PROBLEM DESCRIPTION: Copy the entries exactly as they appear, from the first line through the line containing "415, 247, 420]", including both of those lines.

— START OF DATA EXCERPTS —

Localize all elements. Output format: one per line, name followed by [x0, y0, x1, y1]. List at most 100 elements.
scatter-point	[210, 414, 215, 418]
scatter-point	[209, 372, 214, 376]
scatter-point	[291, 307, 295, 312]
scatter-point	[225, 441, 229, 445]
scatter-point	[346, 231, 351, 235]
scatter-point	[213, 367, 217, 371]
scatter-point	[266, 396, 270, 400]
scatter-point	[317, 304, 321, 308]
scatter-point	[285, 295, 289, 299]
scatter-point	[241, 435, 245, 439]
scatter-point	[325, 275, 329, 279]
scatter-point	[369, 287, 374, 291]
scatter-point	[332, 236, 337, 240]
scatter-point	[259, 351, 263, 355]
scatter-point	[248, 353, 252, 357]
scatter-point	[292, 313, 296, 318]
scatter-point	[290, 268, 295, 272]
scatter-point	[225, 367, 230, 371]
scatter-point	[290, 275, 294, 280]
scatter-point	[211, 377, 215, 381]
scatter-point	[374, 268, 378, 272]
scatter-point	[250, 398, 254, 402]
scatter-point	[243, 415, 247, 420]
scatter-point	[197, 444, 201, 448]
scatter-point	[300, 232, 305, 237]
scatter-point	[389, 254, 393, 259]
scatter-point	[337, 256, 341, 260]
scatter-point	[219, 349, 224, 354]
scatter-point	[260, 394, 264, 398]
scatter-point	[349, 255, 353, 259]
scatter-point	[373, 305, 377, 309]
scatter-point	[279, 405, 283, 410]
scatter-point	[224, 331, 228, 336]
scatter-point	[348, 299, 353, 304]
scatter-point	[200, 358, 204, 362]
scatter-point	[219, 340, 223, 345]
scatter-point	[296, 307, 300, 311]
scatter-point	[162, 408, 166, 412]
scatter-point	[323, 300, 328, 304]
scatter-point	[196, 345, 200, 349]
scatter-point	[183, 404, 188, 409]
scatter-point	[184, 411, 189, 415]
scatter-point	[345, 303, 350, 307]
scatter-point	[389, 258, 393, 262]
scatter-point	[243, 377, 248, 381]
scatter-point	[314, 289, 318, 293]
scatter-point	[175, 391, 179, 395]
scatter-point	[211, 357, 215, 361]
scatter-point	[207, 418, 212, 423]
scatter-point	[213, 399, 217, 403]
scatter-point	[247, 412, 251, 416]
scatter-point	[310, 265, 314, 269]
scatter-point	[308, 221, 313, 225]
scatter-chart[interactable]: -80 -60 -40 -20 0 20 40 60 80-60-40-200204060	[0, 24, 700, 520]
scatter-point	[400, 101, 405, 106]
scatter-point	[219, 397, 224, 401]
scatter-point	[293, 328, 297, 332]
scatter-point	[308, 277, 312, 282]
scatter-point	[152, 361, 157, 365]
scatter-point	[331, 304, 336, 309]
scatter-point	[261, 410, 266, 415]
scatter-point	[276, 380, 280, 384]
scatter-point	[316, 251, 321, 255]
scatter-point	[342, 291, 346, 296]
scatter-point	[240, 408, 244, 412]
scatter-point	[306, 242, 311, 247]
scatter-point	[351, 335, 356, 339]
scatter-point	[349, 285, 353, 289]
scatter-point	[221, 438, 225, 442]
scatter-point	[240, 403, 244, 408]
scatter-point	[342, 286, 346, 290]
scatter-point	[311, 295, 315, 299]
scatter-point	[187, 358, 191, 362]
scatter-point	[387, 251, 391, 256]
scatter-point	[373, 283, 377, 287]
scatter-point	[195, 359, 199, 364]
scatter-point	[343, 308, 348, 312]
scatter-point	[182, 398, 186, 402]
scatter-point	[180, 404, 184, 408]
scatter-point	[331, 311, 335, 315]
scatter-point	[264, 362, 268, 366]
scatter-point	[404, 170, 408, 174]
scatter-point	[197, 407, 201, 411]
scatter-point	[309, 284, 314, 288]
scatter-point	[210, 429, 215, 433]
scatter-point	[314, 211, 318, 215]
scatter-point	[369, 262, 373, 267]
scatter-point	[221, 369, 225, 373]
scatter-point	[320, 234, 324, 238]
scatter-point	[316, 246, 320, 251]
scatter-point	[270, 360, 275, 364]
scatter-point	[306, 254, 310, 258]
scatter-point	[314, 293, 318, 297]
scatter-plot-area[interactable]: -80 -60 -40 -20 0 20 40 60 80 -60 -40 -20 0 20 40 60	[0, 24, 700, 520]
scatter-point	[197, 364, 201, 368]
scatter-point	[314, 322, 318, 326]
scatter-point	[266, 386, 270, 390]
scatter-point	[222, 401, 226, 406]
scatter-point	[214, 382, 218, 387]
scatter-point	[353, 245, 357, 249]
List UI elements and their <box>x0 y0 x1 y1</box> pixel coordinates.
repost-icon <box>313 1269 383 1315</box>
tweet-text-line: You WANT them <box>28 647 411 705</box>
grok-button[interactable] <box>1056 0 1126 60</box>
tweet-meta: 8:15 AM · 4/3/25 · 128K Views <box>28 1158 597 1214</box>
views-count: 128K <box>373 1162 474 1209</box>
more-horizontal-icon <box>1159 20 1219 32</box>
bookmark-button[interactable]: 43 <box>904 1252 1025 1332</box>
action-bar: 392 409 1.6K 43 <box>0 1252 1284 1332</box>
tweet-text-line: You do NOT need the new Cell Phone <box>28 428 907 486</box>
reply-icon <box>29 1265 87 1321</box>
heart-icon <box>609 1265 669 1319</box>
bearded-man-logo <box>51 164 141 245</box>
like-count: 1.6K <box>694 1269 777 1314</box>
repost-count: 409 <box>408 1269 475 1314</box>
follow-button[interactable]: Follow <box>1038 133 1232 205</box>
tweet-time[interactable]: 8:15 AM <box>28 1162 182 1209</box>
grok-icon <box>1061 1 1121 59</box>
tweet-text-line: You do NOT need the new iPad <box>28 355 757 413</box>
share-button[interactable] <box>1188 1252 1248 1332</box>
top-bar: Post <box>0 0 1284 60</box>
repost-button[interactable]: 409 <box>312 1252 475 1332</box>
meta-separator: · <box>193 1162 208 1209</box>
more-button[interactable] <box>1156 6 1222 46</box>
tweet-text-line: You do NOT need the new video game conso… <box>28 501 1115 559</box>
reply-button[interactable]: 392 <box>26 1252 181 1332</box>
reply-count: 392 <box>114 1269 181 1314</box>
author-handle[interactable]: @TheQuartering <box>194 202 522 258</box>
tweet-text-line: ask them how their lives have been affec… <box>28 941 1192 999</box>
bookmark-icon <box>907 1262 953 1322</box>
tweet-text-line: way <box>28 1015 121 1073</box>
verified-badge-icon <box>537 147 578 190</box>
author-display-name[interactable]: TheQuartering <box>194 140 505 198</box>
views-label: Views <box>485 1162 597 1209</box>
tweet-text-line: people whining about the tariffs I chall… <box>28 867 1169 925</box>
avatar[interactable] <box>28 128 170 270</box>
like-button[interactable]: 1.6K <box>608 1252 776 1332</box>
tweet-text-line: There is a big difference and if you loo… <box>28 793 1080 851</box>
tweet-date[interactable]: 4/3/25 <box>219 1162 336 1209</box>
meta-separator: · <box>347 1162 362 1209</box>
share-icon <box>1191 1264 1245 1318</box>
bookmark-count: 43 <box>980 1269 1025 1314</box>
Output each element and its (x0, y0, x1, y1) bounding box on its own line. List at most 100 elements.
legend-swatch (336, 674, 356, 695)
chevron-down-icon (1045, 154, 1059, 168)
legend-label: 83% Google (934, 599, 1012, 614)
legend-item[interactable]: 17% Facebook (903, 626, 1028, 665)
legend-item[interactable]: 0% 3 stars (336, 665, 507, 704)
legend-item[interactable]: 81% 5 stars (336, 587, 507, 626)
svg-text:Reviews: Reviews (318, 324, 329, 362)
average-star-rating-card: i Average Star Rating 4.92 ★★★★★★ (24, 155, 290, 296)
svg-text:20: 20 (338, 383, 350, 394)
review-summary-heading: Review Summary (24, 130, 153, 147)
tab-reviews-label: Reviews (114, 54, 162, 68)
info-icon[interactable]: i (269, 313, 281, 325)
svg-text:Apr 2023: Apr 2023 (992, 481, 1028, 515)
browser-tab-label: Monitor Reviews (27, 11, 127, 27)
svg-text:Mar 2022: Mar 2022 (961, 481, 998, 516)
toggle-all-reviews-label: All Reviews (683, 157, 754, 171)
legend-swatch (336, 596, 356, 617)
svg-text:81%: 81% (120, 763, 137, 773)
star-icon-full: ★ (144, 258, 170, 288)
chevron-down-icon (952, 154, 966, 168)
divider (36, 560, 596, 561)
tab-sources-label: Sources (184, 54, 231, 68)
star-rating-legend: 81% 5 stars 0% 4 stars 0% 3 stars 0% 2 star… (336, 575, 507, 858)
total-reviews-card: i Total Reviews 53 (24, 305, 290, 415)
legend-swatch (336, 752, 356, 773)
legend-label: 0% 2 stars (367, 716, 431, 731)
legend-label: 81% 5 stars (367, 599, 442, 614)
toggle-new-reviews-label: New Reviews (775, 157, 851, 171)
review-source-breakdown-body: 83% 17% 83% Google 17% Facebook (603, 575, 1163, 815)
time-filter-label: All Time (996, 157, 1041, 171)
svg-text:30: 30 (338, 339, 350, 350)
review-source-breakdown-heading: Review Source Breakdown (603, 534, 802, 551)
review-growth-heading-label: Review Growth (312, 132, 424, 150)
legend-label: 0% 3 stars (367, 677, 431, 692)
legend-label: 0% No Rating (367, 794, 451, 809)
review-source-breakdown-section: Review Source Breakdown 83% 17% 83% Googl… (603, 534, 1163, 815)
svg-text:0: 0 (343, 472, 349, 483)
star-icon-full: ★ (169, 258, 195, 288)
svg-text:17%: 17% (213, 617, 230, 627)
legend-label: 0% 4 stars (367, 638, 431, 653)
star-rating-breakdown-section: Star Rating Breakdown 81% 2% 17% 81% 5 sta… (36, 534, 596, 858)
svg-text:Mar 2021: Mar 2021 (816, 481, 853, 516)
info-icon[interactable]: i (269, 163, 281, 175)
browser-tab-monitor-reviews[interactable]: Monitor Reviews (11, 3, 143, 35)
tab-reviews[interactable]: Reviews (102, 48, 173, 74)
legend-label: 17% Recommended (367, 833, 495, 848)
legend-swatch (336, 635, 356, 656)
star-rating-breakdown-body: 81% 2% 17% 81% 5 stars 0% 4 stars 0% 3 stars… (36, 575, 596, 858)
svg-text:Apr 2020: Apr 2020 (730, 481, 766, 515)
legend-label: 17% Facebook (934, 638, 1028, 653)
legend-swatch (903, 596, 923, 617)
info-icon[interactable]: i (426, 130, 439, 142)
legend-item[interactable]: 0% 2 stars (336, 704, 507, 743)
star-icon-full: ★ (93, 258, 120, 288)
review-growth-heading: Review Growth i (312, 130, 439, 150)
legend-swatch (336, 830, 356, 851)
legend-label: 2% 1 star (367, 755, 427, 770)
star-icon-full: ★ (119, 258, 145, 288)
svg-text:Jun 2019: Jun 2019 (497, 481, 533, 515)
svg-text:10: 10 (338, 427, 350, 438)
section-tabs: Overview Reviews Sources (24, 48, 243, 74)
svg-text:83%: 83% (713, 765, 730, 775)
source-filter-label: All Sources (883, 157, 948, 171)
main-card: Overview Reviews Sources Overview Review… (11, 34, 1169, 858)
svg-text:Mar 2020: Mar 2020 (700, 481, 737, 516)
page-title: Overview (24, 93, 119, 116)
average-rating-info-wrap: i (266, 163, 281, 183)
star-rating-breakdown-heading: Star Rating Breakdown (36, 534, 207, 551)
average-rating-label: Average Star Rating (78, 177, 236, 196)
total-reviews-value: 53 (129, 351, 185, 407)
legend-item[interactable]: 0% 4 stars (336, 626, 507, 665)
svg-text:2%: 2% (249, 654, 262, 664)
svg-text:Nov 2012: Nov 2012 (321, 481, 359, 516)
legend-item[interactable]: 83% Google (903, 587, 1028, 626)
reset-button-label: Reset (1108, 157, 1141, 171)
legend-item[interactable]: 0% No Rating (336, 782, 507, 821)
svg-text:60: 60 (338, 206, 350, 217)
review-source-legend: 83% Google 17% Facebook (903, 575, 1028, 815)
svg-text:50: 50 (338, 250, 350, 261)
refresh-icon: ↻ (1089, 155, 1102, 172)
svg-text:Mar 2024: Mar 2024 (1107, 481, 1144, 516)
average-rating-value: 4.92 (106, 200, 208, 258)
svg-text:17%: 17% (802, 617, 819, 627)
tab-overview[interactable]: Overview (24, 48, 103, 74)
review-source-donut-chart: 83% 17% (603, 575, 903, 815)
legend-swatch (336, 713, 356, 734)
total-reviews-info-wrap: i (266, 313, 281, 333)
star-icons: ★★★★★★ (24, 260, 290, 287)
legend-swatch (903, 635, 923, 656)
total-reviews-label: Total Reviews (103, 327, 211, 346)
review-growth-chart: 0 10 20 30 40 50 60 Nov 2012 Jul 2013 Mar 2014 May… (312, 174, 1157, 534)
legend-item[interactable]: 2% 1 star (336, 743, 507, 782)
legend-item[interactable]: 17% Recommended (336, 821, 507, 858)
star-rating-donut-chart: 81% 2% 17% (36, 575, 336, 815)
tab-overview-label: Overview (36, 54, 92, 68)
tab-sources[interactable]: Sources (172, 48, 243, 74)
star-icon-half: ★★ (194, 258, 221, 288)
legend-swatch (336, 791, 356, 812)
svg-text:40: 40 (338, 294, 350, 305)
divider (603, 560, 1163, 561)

— END OF DATA EXCERPTS —

EXPECTED ANSWER:
Localize all elements. Output format: one per line, name followed by [x0, y0, x1, y1]. List at most 100 elements.
scatter-point	[210, 414, 215, 418]
scatter-point	[209, 372, 214, 376]
scatter-point	[291, 307, 295, 312]
scatter-point	[225, 441, 229, 445]
scatter-point	[346, 231, 351, 235]
scatter-point	[213, 367, 217, 371]
scatter-point	[266, 396, 270, 400]
scatter-point	[317, 304, 321, 308]
scatter-point	[285, 295, 289, 299]
scatter-point	[241, 435, 245, 439]
scatter-point	[325, 275, 329, 279]
scatter-point	[369, 287, 374, 291]
scatter-point	[332, 236, 337, 240]
scatter-point	[259, 351, 263, 355]
scatter-point	[248, 353, 252, 357]
scatter-point	[292, 313, 296, 318]
scatter-point	[290, 268, 295, 272]
scatter-point	[225, 367, 230, 371]
scatter-point	[290, 275, 294, 280]
scatter-point	[211, 377, 215, 381]
scatter-point	[374, 268, 378, 272]
scatter-point	[250, 398, 254, 402]
scatter-point	[243, 415, 247, 420]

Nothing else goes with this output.